[Start TEXT SECTION]
This is a world where nothing is solved

On Friday, we went to see Gordon Lightfoot at the Cullen Performance Hall at the University of Houston. I’ve never seen him live before, but growing up in Canada, he was as omnipresent as snow and moose. The hall was pretty much full (about 1500 people), and there were a couple of people who probably haven’t received letters from AARP in the audience, but they were definitely in the minority. Lightfoot came out exactly on time with his four-piece band (bass, lead guitar, drums, keyboards) and launched into songs without any preamble. He did all the familiar ones plus a number I didn’t know. The guy is 75 years old, so he can be forgiven if his voice is a little reedy in the higher registers. A couple of people in the audience shouted at him between tunes (“We love you, Gordon”) to which he gave his standard response, “I love the work.” They took a 15 minute intermission but played for the better part of two hours. Then they got on a plane and headed back to Toronto. It was a nice way to spend Valentine’s Day.
[End TEXT SECTION]
[Start DATA SUPPLIED]
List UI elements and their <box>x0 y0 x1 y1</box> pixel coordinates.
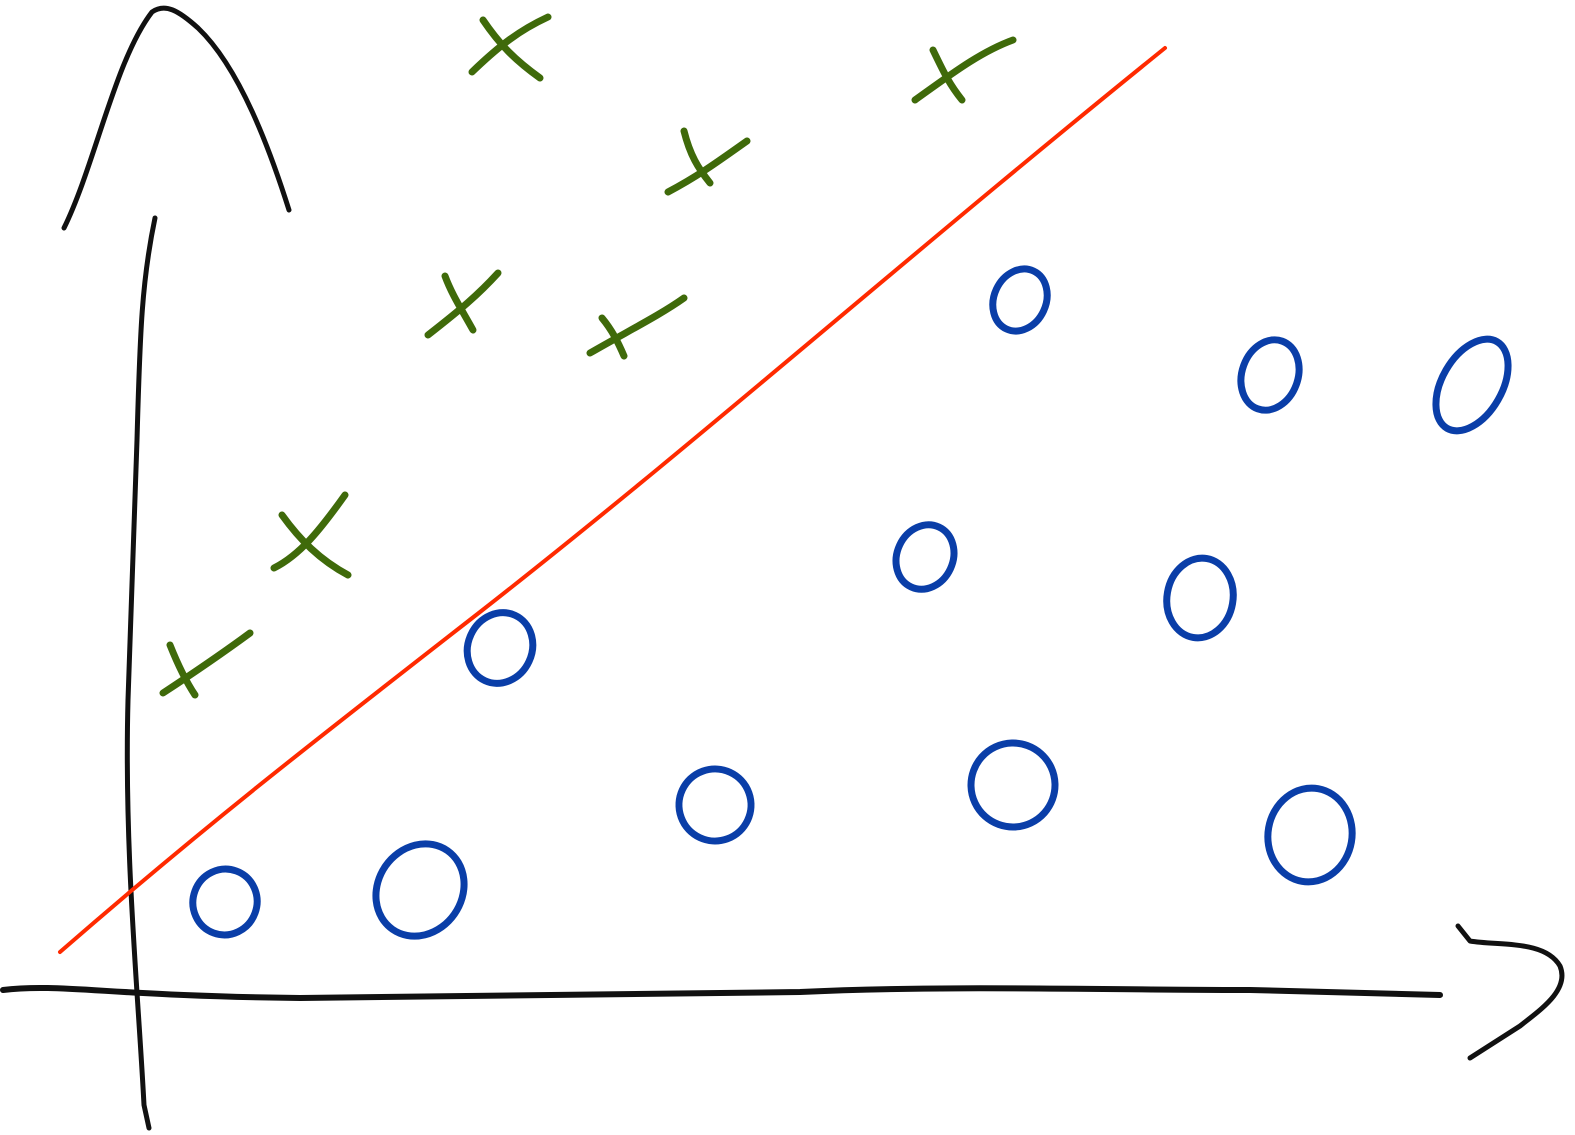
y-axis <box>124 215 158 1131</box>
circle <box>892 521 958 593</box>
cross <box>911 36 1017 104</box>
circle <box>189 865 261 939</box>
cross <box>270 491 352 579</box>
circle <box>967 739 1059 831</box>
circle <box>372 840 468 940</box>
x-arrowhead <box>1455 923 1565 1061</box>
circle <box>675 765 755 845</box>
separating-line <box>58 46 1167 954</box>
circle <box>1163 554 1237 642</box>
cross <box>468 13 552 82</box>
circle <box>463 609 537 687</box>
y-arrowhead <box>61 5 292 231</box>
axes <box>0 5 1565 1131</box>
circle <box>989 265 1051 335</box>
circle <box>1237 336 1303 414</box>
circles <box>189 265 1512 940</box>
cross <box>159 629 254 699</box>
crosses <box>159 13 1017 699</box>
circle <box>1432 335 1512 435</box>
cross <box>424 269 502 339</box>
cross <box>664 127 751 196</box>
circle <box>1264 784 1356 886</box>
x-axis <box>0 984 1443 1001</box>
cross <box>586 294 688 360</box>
[End DATA SUPPLIED]
[Start DATA SUPPLIED]
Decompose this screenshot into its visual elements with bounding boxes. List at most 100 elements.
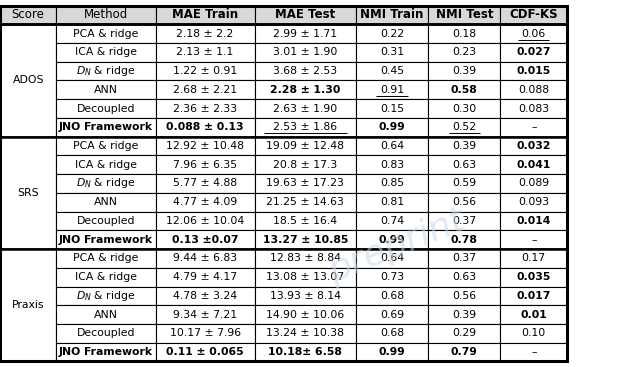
[End DATA SUPPLIED]
**REQUESTS**
a: Which instruments does the Gordon Lightfoot concert account say his band played?
b: Retype the entries between the line holding "List UI elements" and the line holding "circle <box>463 609 537 687</box>", inclusive, omitting the picture.

**EXERCISE ANSWERS**
a: bass, lead guitar, drums, keyboards

b:
List UI elements and their <box>x0 y0 x1 y1</box> pixel coordinates.
y-axis <box>124 215 158 1131</box>
circle <box>892 521 958 593</box>
cross <box>911 36 1017 104</box>
circle <box>189 865 261 939</box>
cross <box>270 491 352 579</box>
circle <box>967 739 1059 831</box>
circle <box>372 840 468 940</box>
x-arrowhead <box>1455 923 1565 1061</box>
circle <box>675 765 755 845</box>
separating-line <box>58 46 1167 954</box>
circle <box>1163 554 1237 642</box>
cross <box>468 13 552 82</box>
circle <box>463 609 537 687</box>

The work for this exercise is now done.